| Data records |

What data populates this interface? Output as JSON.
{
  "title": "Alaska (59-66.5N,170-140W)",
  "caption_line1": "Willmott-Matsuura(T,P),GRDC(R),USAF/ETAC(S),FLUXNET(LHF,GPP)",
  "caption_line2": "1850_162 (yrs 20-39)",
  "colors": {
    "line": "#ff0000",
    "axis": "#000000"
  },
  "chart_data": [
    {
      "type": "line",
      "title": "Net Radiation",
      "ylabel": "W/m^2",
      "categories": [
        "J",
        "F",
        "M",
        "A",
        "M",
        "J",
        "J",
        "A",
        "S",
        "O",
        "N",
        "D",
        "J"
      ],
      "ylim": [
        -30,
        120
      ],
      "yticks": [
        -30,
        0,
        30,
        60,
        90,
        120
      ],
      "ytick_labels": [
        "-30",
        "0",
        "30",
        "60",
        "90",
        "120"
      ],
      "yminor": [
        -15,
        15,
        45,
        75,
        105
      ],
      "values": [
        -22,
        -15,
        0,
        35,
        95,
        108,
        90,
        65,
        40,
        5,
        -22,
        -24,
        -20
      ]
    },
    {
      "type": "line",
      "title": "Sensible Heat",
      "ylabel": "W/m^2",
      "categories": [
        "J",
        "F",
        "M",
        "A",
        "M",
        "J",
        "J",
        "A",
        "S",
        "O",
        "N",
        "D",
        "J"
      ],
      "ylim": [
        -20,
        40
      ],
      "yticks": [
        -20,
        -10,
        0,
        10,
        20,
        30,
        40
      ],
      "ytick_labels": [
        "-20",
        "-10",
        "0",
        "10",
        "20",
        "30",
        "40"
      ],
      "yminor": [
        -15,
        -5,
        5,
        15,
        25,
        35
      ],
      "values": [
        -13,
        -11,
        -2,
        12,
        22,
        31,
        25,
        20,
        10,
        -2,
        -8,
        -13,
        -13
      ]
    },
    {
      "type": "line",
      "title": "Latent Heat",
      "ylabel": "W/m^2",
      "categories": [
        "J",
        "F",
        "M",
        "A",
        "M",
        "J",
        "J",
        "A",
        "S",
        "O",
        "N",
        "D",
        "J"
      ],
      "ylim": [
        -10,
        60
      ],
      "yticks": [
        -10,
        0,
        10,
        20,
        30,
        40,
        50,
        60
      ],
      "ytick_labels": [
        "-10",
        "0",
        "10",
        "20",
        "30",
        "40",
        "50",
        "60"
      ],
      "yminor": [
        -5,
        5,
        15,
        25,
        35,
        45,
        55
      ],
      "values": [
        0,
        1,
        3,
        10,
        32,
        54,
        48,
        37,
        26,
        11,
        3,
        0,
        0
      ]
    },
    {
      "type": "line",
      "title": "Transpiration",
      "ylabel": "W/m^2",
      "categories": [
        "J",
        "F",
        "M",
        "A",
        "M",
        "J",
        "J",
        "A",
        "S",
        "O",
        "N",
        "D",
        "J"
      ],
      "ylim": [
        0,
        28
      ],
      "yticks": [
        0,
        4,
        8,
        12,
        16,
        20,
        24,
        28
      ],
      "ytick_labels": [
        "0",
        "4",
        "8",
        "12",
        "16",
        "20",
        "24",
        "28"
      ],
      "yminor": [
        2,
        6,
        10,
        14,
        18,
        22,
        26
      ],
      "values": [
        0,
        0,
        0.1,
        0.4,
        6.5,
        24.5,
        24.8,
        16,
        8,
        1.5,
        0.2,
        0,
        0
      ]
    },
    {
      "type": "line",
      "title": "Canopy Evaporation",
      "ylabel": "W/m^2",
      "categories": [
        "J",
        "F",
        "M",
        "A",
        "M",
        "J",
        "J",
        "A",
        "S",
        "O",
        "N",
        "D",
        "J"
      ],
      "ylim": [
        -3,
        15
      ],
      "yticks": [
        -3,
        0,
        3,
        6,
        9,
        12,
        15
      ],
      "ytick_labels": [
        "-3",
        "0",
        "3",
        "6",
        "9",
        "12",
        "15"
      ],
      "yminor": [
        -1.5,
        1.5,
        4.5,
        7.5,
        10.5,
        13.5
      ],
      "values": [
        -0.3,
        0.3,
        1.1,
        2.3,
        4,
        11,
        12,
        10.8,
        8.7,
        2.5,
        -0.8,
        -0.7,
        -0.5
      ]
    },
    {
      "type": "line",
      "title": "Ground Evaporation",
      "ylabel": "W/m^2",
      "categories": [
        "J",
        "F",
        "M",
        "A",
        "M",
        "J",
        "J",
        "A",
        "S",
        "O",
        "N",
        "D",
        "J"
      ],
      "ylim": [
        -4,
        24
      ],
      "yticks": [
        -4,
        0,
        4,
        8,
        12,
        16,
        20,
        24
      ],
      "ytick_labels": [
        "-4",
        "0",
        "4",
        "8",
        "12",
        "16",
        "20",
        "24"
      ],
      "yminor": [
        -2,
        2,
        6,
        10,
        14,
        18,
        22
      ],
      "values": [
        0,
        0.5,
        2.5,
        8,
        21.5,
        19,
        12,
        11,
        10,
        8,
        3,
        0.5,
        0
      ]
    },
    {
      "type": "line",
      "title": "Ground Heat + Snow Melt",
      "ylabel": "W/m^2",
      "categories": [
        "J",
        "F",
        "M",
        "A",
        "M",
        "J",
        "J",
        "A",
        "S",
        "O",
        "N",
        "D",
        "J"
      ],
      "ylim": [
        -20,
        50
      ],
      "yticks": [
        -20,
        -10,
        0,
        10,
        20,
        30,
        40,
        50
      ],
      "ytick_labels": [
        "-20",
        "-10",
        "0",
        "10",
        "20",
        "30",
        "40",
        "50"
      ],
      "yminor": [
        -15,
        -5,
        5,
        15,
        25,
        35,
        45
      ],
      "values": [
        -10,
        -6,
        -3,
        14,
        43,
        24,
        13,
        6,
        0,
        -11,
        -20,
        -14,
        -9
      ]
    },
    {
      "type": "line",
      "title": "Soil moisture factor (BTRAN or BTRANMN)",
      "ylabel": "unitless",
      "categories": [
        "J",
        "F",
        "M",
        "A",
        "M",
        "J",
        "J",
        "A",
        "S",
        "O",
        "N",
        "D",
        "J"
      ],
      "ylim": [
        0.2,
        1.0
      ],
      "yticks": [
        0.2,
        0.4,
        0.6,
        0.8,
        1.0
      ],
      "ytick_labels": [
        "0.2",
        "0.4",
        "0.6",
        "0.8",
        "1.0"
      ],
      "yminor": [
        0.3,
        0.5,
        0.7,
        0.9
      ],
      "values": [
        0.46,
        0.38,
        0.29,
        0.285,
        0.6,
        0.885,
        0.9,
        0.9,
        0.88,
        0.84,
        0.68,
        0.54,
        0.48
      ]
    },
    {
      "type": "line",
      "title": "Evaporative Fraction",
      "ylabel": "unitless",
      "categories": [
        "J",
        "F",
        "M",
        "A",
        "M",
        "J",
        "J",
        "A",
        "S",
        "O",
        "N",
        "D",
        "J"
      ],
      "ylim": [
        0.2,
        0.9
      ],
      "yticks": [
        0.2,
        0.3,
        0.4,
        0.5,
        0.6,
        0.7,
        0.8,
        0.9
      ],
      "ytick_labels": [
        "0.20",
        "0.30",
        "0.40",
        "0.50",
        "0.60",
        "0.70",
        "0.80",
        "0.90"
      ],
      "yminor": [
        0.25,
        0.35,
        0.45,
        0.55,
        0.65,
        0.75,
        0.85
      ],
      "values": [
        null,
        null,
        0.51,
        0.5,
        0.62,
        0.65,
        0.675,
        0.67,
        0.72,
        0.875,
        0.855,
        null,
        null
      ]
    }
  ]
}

| Task description |
Write out every entry exactly as given.

| Worked answer |
What data populates this interface? Output as JSON.
{
  "title": "Alaska (59-66.5N,170-140W)",
  "caption_line1": "Willmott-Matsuura(T,P),GRDC(R),USAF/ETAC(S),FLUXNET(LHF,GPP)",
  "caption_line2": "1850_162 (yrs 20-39)",
  "colors": {
    "line": "#ff0000",
    "axis": "#000000"
  },
  "chart_data": [
    {
      "type": "line",
      "title": "Net Radiation",
      "ylabel": "W/m^2",
      "categories": [
        "J",
        "F",
        "M",
        "A",
        "M",
        "J",
        "J",
        "A",
        "S",
        "O",
        "N",
        "D",
        "J"
      ],
      "ylim": [
        -30,
        120
      ],
      "yticks": [
        -30,
        0,
        30,
        60,
        90,
        120
      ],
      "ytick_labels": [
        "-30",
        "0",
        "30",
        "60",
        "90",
        "120"
      ],
      "yminor": [
        -15,
        15,
        45,
        75,
        105
      ],
      "values": [
        -22,
        -15,
        0,
        35,
        95,
        108,
        90,
        65,
        40,
        5,
        -22,
        -24,
        -20
      ]
    },
    {
      "type": "line",
      "title": "Sensible Heat",
      "ylabel": "W/m^2",
      "categories": [
        "J",
        "F",
        "M",
        "A",
        "M",
        "J",
        "J",
        "A",
        "S",
        "O",
        "N",
        "D",
        "J"
      ],
      "ylim": [
        -20,
        40
      ],
      "yticks": [
        -20,
        -10,
        0,
        10,
        20,
        30,
        40
      ],
      "ytick_labels": [
        "-20",
        "-10",
        "0",
        "10",
        "20",
        "30",
        "40"
      ],
      "yminor": [
        -15,
        -5,
        5,
        15,
        25,
        35
      ],
      "values": [
        -13,
        -11,
        -2,
        12,
        22,
        31,
        25,
        20,
        10,
        -2,
        -8,
        -13,
        -13
      ]
    },
    {
      "type": "line",
      "title": "Latent Heat",
      "ylabel": "W/m^2",
      "categories": [
        "J",
        "F",
        "M",
        "A",
        "M",
        "J",
        "J",
        "A",
        "S",
        "O",
        "N",
        "D",
        "J"
      ],
      "ylim": [
        -10,
        60
      ],
      "yticks": [
        -10,
        0,
        10,
        20,
        30,
        40,
        50,
        60
      ],
      "ytick_labels": [
        "-10",
        "0",
        "10",
        "20",
        "30",
        "40",
        "50",
        "60"
      ],
      "yminor": [
        -5,
        5,
        15,
        25,
        35,
        45,
        55
      ],
      "values": [
        0,
        1,
        3,
        10,
        32,
        54,
        48,
        37,
        26,
        11,
        3,
        0,
        0
      ]
    },
    {
      "type": "line",
      "title": "Transpiration",
      "ylabel": "W/m^2",
      "categories": [
        "J",
        "F",
        "M",
        "A",
        "M",
        "J",
        "J",
        "A",
        "S",
        "O",
        "N",
        "D",
        "J"
      ],
      "ylim": [
        0,
        28
      ],
      "yticks": [
        0,
        4,
        8,
        12,
        16,
        20,
        24,
        28
      ],
      "ytick_labels": [
        "0",
        "4",
        "8",
        "12",
        "16",
        "20",
        "24",
        "28"
      ],
      "yminor": [
        2,
        6,
        10,
        14,
        18,
        22,
        26
      ],
      "values": [
        0,
        0,
        0.1,
        0.4,
        6.5,
        24.5,
        24.8,
        16,
        8,
        1.5,
        0.2,
        0,
        0
      ]
    },
    {
      "type": "line",
      "title": "Canopy Evaporation",
      "ylabel": "W/m^2",
      "categories": [
        "J",
        "F",
        "M",
        "A",
        "M",
        "J",
        "J",
        "A",
        "S",
        "O",
        "N",
        "D",
        "J"
      ],
      "ylim": [
        -3,
        15
      ],
      "yticks": [
        -3,
        0,
        3,
        6,
        9,
        12,
        15
      ],
      "ytick_labels": [
        "-3",
        "0",
        "3",
        "6",
        "9",
        "12",
        "15"
      ],
      "yminor": [
        -1.5,
        1.5,
        4.5,
        7.5,
        10.5,
        13.5
      ],
      "values": [
        -0.3,
        0.3,
        1.1,
        2.3,
        4,
        11,
        12,
        10.8,
        8.7,
        2.5,
        -0.8,
        -0.7,
        -0.5
      ]
    },
    {
      "type": "line",
      "title": "Ground Evaporation",
      "ylabel": "W/m^2",
      "categories": [
        "J",
        "F",
        "M",
        "A",
        "M",
        "J",
        "J",
        "A",
        "S",
        "O",
        "N",
        "D",
        "J"
      ],
      "ylim": [
        -4,
        24
      ],
      "yticks": [
        -4,
        0,
        4,
        8,
        12,
        16,
        20,
        24
      ],
      "ytick_labels": [
        "-4",
        "0",
        "4",
        "8",
        "12",
        "16",
        "20",
        "24"
      ],
      "yminor": [
        -2,
        2,
        6,
        10,
        14,
        18,
        22
      ],
      "values": [
        0,
        0.5,
        2.5,
        8,
        21.5,
        19,
        12,
        11,
        10,
        8,
        3,
        0.5,
        0
      ]
    },
    {
      "type": "line",
      "title": "Ground Heat + Snow Melt",
      "ylabel": "W/m^2",
      "categories": [
        "J",
        "F",
        "M",
        "A",
        "M",
        "J",
        "J",
        "A",
        "S",
        "O",
        "N",
        "D",
        "J"
      ],
      "ylim": [
        -20,
        50
      ],
      "yticks": [
        -20,
        -10,
        0,
        10,
        20,
        30,
        40,
        50
      ],
      "ytick_labels": [
        "-20",
        "-10",
        "0",
        "10",
        "20",
        "30",
        "40",
        "50"
      ],
      "yminor": [
        -15,
        -5,
        5,
        15,
        25,
        35,
        45
      ],
      "values": [
        -10,
        -6,
        -3,
        14,
        43,
        24,
        13,
        6,
        0,
        -11,
        -20,
        -14,
        -9
      ]
    },
    {
      "type": "line",
      "title": "Soil moisture factor (BTRAN or BTRANMN)",
      "ylabel": "unitless",
      "categories": [
        "J",
        "F",
        "M",
        "A",
        "M",
        "J",
        "J",
        "A",
        "S",
        "O",
        "N",
        "D",
        "J"
      ],
      "ylim": [
        0.2,
        1.0
      ],
      "yticks": [
        0.2,
        0.4,
        0.6,
        0.8,
        1.0
      ],
      "ytick_labels": [
        "0.2",
        "0.4",
        "0.6",
        "0.8",
        "1.0"
      ],
      "yminor": [
        0.3,
        0.5,
        0.7,
        0.9
      ],
      "values": [
        0.46,
        0.38,
        0.29,
        0.285,
        0.6,
        0.885,
        0.9,
        0.9,
        0.88,
        0.84,
        0.68,
        0.54,
        0.48
      ]
    },
    {
      "type": "line",
      "title": "Evaporative Fraction",
      "ylabel": "unitless",
      "categories": [
        "J",
        "F",
        "M",
        "A",
        "M",
        "J",
        "J",
        "A",
        "S",
        "O",
        "N",
        "D",
        "J"
      ],
      "ylim": [
        0.2,
        0.9
      ],
      "yticks": [
        0.2,
        0.3,
        0.4,
        0.5,
        0.6,
        0.7,
        0.8,
        0.9
      ],
      "ytick_labels": [
        "0.20",
        "0.30",
        "0.40",
        "0.50",
        "0.60",
        "0.70",
        "0.80",
        "0.90"
      ],
      "yminor": [
        0.25,
        0.35,
        0.45,
        0.55,
        0.65,
        0.75,
        0.85
      ],
      "values": [
        null,
        null,
        0.51,
        0.5,
        0.62,
        0.65,
        0.675,
        0.67,
        0.72,
        0.875,
        0.855,
        null,
        null
      ]
    }
  ]
}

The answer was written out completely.